● Information given

· · · ·

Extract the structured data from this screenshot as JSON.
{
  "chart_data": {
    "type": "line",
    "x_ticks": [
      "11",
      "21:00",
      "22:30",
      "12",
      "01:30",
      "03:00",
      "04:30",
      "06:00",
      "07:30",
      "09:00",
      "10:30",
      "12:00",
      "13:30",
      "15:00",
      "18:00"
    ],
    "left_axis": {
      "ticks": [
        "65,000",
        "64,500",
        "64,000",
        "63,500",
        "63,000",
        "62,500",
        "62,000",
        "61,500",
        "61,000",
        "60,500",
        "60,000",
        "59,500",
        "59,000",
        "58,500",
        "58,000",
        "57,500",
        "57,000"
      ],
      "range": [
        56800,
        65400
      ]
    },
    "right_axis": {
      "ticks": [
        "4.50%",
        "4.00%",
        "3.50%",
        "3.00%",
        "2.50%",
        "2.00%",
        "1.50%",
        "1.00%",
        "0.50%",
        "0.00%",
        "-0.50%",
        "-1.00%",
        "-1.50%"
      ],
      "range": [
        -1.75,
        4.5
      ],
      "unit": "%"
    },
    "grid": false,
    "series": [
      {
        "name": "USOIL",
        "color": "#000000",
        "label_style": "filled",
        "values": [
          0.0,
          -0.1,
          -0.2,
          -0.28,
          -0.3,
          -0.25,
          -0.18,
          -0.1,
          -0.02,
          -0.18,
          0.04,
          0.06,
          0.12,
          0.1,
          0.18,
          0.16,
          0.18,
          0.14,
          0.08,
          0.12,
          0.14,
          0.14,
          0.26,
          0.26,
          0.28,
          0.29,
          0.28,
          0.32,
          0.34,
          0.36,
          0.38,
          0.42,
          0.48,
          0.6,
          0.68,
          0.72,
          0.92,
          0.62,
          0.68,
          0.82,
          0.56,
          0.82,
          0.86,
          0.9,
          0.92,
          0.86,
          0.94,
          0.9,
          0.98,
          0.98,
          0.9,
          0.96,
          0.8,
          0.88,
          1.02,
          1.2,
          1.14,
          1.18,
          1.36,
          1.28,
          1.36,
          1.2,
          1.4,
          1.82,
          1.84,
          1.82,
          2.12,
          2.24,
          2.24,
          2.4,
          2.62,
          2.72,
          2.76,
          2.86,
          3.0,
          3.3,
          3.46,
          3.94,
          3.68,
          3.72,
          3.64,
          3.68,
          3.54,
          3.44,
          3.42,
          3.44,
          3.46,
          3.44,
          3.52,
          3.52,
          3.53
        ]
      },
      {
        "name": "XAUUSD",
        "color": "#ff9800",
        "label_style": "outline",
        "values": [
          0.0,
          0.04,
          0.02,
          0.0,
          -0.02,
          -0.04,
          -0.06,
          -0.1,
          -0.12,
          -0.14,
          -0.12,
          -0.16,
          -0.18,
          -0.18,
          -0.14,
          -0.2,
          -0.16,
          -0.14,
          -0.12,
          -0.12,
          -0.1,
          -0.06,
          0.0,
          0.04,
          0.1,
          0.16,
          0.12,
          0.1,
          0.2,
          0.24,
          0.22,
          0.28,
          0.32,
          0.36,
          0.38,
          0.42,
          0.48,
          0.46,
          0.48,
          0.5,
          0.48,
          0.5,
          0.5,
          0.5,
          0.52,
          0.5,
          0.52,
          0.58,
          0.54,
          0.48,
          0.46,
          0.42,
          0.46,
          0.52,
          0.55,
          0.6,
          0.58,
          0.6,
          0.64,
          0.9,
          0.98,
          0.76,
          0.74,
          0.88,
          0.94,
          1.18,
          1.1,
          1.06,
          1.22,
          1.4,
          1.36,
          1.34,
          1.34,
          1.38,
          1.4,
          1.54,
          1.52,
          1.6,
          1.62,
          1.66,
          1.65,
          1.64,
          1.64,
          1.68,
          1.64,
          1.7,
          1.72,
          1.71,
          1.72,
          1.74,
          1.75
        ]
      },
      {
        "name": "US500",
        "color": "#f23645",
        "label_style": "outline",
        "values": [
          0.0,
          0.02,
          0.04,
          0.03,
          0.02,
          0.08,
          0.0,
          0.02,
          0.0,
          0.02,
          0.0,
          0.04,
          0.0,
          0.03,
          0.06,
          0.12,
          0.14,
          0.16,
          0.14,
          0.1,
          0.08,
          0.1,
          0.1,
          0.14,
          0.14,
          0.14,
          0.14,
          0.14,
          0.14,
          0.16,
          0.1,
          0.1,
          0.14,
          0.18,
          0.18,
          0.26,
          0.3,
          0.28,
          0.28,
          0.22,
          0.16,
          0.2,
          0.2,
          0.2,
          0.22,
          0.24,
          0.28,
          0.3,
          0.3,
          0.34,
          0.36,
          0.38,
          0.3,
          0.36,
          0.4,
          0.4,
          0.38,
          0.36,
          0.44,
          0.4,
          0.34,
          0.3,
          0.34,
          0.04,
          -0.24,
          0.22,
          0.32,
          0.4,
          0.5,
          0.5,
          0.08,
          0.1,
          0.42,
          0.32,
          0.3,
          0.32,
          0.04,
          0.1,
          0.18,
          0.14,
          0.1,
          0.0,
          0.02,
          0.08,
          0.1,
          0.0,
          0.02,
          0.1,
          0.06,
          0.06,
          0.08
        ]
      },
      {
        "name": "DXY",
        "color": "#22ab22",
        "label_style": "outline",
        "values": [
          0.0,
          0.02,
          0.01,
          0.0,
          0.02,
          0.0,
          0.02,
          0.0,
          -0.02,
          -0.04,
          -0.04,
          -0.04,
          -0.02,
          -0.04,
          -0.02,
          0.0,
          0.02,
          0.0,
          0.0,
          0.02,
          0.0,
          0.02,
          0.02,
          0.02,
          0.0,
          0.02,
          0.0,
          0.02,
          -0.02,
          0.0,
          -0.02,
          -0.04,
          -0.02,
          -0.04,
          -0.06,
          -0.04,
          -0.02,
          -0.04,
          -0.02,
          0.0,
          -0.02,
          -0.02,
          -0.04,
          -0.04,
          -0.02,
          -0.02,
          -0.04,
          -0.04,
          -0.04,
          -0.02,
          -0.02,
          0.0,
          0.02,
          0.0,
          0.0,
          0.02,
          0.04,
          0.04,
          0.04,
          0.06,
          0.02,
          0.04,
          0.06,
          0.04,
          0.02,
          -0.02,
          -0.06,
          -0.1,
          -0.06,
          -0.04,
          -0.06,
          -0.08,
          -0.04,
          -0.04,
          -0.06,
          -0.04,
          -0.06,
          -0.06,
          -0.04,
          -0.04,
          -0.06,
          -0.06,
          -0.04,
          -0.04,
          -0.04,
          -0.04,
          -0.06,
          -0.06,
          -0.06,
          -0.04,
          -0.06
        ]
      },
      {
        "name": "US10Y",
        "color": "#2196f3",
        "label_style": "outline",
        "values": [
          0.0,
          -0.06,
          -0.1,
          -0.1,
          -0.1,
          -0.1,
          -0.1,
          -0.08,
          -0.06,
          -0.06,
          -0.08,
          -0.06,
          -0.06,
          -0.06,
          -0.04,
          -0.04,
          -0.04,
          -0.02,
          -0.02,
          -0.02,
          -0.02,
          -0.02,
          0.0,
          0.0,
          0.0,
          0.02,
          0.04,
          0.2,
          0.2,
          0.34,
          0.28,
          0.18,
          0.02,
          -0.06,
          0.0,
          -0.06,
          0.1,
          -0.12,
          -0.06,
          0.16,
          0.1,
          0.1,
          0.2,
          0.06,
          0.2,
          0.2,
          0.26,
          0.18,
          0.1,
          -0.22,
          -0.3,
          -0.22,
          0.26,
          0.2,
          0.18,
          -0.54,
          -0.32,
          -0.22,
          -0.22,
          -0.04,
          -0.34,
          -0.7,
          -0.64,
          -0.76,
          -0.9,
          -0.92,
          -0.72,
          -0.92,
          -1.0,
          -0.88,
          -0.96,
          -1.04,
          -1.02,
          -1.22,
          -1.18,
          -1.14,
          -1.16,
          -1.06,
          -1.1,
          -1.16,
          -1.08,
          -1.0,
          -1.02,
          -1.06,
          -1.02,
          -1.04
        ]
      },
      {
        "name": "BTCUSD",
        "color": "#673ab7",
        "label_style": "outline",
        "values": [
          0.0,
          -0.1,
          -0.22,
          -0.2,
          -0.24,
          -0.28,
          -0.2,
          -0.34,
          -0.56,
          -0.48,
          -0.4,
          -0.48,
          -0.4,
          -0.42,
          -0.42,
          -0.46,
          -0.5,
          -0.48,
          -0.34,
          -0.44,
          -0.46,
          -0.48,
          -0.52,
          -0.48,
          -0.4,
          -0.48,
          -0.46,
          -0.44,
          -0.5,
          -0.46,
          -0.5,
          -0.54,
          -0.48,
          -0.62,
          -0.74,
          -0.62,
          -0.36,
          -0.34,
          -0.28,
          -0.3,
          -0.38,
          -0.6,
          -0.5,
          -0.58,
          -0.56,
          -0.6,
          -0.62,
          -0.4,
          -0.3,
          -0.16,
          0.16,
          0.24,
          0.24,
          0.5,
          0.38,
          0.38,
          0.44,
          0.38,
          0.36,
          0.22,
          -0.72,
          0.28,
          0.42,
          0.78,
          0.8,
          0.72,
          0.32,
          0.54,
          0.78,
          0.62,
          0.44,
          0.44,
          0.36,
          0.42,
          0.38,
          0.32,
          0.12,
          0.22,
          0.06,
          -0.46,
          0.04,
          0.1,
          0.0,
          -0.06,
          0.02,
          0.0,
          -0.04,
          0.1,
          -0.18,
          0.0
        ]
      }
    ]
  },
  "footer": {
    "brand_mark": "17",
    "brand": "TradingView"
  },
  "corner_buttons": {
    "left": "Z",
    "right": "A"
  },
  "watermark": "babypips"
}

· · · ·

● Exercise description
Answer with one number: how many lines of the entries above include the word "color".

● Exercise response
6